* Tu tarea
Copia, por favor, el fragmento del artículo que comienza con "La rebeldía aplaudida" y continúa hasta "debido a uno mismo.". Cambia "rebeldía" por "insubordinación".

* Artículo

------

La rebeldía aplaudida y agasajada de ambiciosos, oportunistas de toda laya, de los agitadores agitados y de los adelantados de la modernidad conduce, sin embargo, a la enajenación, a la alienación del hombre –que es precisamente el extravío de la persona: perder la oportunidad de reconocerse. Así, si el imperativo filosófico prescribe conocerse a uno mismo, encontrar el propio límite para alcanzar nuestras potencialidades de universalidad, implica también respetar el valor y a uno mismo. Por el contrario, el desconocimiento, el extravío de la propia personalidad implican perder el respeto a lo valor, el haber sido derrotados en la batalla por preservarlo, impotentes de resistir a las fuerzas que intentan erosionarlo o minarlo,  y por tanto una cierta cobardía, donde se pierde el respeto debido a uno mismo.

------

Registros de datos:

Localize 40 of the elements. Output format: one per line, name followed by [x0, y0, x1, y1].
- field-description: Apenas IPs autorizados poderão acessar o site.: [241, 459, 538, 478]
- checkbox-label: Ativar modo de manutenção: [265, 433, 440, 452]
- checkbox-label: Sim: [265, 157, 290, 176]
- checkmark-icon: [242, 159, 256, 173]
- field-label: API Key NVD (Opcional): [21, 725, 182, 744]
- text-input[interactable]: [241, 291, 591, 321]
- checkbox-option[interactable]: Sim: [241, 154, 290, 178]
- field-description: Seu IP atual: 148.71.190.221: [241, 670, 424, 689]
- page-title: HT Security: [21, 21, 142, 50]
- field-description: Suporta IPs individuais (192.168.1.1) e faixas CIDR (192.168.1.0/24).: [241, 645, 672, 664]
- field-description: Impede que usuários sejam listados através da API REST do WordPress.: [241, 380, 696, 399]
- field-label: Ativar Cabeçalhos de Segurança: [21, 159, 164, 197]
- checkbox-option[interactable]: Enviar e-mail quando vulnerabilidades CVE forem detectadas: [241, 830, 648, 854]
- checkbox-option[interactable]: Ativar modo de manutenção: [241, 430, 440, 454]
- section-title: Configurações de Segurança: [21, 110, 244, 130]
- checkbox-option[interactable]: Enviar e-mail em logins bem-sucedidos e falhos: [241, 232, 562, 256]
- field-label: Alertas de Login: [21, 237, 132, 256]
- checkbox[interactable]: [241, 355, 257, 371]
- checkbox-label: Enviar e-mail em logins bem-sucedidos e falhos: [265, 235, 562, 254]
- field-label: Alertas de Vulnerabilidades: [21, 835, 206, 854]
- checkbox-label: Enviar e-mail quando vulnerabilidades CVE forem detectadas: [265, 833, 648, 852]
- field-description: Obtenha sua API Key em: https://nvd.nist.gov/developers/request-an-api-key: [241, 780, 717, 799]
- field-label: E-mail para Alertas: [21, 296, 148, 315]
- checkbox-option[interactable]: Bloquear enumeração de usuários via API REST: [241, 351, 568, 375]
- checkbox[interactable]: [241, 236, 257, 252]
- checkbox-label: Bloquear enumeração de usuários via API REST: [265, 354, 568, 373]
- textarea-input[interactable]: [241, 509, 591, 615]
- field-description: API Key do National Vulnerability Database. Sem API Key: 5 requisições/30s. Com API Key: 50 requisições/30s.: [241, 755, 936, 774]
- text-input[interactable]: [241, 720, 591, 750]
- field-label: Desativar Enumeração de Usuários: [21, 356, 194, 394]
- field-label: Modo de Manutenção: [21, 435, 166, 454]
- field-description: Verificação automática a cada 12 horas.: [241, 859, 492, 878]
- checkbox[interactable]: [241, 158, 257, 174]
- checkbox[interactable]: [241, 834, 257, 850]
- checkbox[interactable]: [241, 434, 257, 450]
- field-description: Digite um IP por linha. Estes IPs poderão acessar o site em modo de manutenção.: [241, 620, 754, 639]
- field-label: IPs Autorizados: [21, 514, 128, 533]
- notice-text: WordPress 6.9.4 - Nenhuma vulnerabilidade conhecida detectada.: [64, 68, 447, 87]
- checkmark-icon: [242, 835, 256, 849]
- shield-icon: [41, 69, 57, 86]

------

* Resultado
La insubordinación aplaudida y agasajada de ambiciosos, oportunistas de toda laya, de los agitadores agitados y de los adelantados de la modernidad conduce, sin embargo, a la enajenación, a la alienación del hombre –que es precisamente el extravío de la persona: perder la oportunidad de reconocerse. Así, si el imperativo filosófico prescribe conocerse a uno mismo, encontrar el propio límite para alcanzar nuestras potencialidades de universalidad, implica también respetar el valor y a uno mismo. Por el contrario, el desconocimiento, el extravío de la propia personalidad implican perder el respeto a lo valor, el haber sido derrotados en la batalla por preservarlo, impotentes de resistir a las fuerzas que intentan erosionarlo o minarlo,  y por tanto una cierta cobardía, donde se pierde el respeto debido a uno mismo.